● **The data**:
***

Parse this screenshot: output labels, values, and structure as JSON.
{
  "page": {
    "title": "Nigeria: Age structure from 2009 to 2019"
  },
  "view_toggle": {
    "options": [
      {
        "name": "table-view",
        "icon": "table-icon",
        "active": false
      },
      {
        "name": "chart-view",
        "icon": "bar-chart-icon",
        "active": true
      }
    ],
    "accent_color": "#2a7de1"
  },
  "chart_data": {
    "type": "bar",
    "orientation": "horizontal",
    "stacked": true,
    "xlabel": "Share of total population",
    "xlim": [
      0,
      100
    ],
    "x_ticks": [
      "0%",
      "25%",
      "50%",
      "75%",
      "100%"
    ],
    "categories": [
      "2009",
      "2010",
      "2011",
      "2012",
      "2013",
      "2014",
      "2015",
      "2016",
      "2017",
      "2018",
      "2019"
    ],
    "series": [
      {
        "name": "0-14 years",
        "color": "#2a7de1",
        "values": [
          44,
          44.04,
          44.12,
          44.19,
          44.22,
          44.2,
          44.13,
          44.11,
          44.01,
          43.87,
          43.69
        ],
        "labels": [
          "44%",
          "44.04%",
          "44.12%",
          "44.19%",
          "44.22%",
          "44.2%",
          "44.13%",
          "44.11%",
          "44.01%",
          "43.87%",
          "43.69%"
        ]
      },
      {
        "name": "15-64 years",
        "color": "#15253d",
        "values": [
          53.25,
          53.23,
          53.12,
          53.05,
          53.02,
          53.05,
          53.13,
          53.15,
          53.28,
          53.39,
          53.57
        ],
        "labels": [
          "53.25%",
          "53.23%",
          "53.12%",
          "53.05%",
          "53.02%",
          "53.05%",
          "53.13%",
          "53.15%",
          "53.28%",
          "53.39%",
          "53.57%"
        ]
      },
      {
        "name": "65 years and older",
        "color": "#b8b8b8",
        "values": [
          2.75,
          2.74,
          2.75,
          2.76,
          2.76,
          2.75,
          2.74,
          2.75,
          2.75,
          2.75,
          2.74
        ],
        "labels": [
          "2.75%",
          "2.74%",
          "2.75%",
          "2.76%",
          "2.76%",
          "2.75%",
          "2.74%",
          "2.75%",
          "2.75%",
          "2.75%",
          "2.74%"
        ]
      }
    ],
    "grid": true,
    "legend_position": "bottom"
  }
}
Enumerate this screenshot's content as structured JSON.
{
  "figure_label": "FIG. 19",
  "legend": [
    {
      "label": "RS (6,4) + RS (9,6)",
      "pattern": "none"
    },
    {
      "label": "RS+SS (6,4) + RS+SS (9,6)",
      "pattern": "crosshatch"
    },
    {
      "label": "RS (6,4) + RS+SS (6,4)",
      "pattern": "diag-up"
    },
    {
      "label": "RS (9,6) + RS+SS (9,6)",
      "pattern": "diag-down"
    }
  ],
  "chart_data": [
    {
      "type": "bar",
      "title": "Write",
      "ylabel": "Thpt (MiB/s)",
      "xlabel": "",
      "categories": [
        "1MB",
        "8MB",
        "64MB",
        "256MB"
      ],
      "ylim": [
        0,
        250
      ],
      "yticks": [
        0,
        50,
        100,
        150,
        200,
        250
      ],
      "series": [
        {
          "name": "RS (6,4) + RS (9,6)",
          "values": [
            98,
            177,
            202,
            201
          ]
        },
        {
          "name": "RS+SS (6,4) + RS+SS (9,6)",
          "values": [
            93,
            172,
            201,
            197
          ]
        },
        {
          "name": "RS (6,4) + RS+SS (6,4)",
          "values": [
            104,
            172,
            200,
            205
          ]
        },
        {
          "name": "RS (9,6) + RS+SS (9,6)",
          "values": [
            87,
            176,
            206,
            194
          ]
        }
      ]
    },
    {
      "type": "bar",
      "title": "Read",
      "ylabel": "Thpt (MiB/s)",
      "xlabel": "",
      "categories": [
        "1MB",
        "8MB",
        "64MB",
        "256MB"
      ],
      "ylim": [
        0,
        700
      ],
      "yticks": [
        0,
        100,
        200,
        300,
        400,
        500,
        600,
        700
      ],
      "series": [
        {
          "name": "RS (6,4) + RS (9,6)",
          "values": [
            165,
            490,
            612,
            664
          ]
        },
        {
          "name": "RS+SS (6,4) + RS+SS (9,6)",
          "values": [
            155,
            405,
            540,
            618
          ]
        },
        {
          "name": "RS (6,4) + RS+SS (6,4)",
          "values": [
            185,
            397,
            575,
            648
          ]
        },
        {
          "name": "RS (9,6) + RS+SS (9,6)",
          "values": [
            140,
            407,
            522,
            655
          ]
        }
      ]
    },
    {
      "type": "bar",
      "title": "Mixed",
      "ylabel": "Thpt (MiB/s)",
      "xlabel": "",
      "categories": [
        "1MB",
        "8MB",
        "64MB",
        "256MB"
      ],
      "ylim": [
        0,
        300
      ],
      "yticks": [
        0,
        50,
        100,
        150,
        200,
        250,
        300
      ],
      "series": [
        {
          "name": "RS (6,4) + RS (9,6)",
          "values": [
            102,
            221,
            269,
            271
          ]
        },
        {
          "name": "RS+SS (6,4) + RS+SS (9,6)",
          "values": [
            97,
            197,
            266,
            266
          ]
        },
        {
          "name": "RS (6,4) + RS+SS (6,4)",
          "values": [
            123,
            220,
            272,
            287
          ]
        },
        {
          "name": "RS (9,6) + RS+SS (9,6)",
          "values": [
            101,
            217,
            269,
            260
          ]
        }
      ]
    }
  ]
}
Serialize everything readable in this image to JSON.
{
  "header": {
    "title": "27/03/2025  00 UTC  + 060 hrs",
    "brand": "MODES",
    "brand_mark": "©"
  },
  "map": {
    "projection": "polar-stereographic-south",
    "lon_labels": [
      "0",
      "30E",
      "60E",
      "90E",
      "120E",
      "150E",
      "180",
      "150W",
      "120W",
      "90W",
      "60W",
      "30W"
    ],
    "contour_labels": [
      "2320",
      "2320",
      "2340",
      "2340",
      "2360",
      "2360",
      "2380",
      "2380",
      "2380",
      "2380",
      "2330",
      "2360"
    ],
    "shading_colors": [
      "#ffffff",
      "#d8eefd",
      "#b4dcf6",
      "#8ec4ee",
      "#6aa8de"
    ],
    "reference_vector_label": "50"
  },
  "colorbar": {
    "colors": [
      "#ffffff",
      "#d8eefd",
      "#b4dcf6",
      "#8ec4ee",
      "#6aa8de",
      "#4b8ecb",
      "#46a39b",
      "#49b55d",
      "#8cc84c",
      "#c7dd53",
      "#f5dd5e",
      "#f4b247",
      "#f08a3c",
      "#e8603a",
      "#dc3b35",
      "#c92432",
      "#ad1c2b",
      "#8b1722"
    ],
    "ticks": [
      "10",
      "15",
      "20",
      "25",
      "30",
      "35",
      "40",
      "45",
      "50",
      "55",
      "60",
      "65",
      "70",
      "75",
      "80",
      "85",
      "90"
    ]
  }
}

***

● **Set task**: Print the material once more, exactly.

● **Output for this exercise**:
Parse this screenshot: output labels, values, and structure as JSON.
{
  "page": {
    "title": "Nigeria: Age structure from 2009 to 2019"
  },
  "view_toggle": {
    "options": [
      {
        "name": "table-view",
        "icon": "table-icon",
        "active": false
      },
      {
        "name": "chart-view",
        "icon": "bar-chart-icon",
        "active": true
      }
    ],
    "accent_color": "#2a7de1"
  },
  "chart_data": {
    "type": "bar",
    "orientation": "horizontal",
    "stacked": true,
    "xlabel": "Share of total population",
    "xlim": [
      0,
      100
    ],
    "x_ticks": [
      "0%",
      "25%",
      "50%",
      "75%",
      "100%"
    ],
    "categories": [
      "2009",
      "2010",
      "2011",
      "2012",
      "2013",
      "2014",
      "2015",
      "2016",
      "2017",
      "2018",
      "2019"
    ],
    "series": [
      {
        "name": "0-14 years",
        "color": "#2a7de1",
        "values": [
          44,
          44.04,
          44.12,
          44.19,
          44.22,
          44.2,
          44.13,
          44.11,
          44.01,
          43.87,
          43.69
        ],
        "labels": [
          "44%",
          "44.04%",
          "44.12%",
          "44.19%",
          "44.22%",
          "44.2%",
          "44.13%",
          "44.11%",
          "44.01%",
          "43.87%",
          "43.69%"
        ]
      },
      {
        "name": "15-64 years",
        "color": "#15253d",
        "values": [
          53.25,
          53.23,
          53.12,
          53.05,
          53.02,
          53.05,
          53.13,
          53.15,
          53.28,
          53.39,
          53.57
        ],
        "labels": [
          "53.25%",
          "53.23%",
          "53.12%",
          "53.05%",
          "53.02%",
          "53.05%",
          "53.13%",
          "53.15%",
          "53.28%",
          "53.39%",
          "53.57%"
        ]
      },
      {
        "name": "65 years and older",
        "color": "#b8b8b8",
        "values": [
          2.75,
          2.74,
          2.75,
          2.76,
          2.76,
          2.75,
          2.74,
          2.75,
          2.75,
          2.75,
          2.74
        ],
        "labels": [
          "2.75%",
          "2.74%",
          "2.75%",
          "2.76%",
          "2.76%",
          "2.75%",
          "2.74%",
          "2.75%",
          "2.75%",
          "2.75%",
          "2.74%"
        ]
      }
    ],
    "grid": true,
    "legend_position": "bottom"
  }
}
Enumerate this screenshot's content as structured JSON.
{
  "figure_label": "FIG. 19",
  "legend": [
    {
      "label": "RS (6,4) + RS (9,6)",
      "pattern": "none"
    },
    {
      "label": "RS+SS (6,4) + RS+SS (9,6)",
      "pattern": "crosshatch"
    },
    {
      "label": "RS (6,4) + RS+SS (6,4)",
      "pattern": "diag-up"
    },
    {
      "label": "RS (9,6) + RS+SS (9,6)",
      "pattern": "diag-down"
    }
  ],
  "chart_data": [
    {
      "type": "bar",
      "title": "Write",
      "ylabel": "Thpt (MiB/s)",
      "xlabel": "",
      "categories": [
        "1MB",
        "8MB",
        "64MB",
        "256MB"
      ],
      "ylim": [
        0,
        250
      ],
      "yticks": [
        0,
        50,
        100,
        150,
        200,
        250
      ],
      "series": [
        {
          "name": "RS (6,4) + RS (9,6)",
          "values": [
            98,
            177,
            202,
            201
          ]
        },
        {
          "name": "RS+SS (6,4) + RS+SS (9,6)",
          "values": [
            93,
            172,
            201,
            197
          ]
        },
        {
          "name": "RS (6,4) + RS+SS (6,4)",
          "values": [
            104,
            172,
            200,
            205
          ]
        },
        {
          "name": "RS (9,6) + RS+SS (9,6)",
          "values": [
            87,
            176,
            206,
            194
          ]
        }
      ]
    },
    {
      "type": "bar",
      "title": "Read",
      "ylabel": "Thpt (MiB/s)",
      "xlabel": "",
      "categories": [
        "1MB",
        "8MB",
        "64MB",
        "256MB"
      ],
      "ylim": [
        0,
        700
      ],
      "yticks": [
        0,
        100,
        200,
        300,
        400,
        500,
        600,
        700
      ],
      "series": [
        {
          "name": "RS (6,4) + RS (9,6)",
          "values": [
            165,
            490,
            612,
            664
          ]
        },
        {
          "name": "RS+SS (6,4) + RS+SS (9,6)",
          "values": [
            155,
            405,
            540,
            618
          ]
        },
        {
          "name": "RS (6,4) + RS+SS (6,4)",
          "values": [
            185,
            397,
            575,
            648
          ]
        },
        {
          "name": "RS (9,6) + RS+SS (9,6)",
          "values": [
            140,
            407,
            522,
            655
          ]
        }
      ]
    },
    {
      "type": "bar",
      "title": "Mixed",
      "ylabel": "Thpt (MiB/s)",
      "xlabel": "",
      "categories": [
        "1MB",
        "8MB",
        "64MB",
        "256MB"
      ],
      "ylim": [
        0,
        300
      ],
      "yticks": [
        0,
        50,
        100,
        150,
        200,
        250,
        300
      ],
      "series": [
        {
          "name": "RS (6,4) + RS (9,6)",
          "values": [
            102,
            221,
            269,
            271
          ]
        },
        {
          "name": "RS+SS (6,4) + RS+SS (9,6)",
          "values": [
            97,
            197,
            266,
            266
          ]
        },
        {
          "name": "RS (6,4) + RS+SS (6,4)",
          "values": [
            123,
            220,
            272,
            287
          ]
        },
        {
          "name": "RS (9,6) + RS+SS (9,6)",
          "values": [
            101,
            217,
            269,
            260
          ]
        }
      ]
    }
  ]
}
Serialize everything readable in this image to JSON.
{
  "header": {
    "title": "27/03/2025  00 UTC  + 060 hrs",
    "brand": "MODES",
    "brand_mark": "©"
  },
  "map": {
    "projection": "polar-stereographic-south",
    "lon_labels": [
      "0",
      "30E",
      "60E",
      "90E",
      "120E",
      "150E",
      "180",
      "150W",
      "120W",
      "90W",
      "60W",
      "30W"
    ],
    "contour_labels": [
      "2320",
      "2320",
      "2340",
      "2340",
      "2360",
      "2360",
      "2380",
      "2380",
      "2380",
      "2380",
      "2330",
      "2360"
    ],
    "shading_colors": [
      "#ffffff",
      "#d8eefd",
      "#b4dcf6",
      "#8ec4ee",
      "#6aa8de"
    ],
    "reference_vector_label": "50"
  },
  "colorbar": {
    "colors": [
      "#ffffff",
      "#d8eefd",
      "#b4dcf6",
      "#8ec4ee",
      "#6aa8de",
      "#4b8ecb",
      "#46a39b",
      "#49b55d",
      "#8cc84c",
      "#c7dd53",
      "#f5dd5e",
      "#f4b247",
      "#f08a3c",
      "#e8603a",
      "#dc3b35",
      "#c92432",
      "#ad1c2b",
      "#8b1722"
    ],
    "ticks": [
      "10",
      "15",
      "20",
      "25",
      "30",
      "35",
      "40",
      "45",
      "50",
      "55",
      "60",
      "65",
      "70",
      "75",
      "80",
      "85",
      "90"
    ]
  }
}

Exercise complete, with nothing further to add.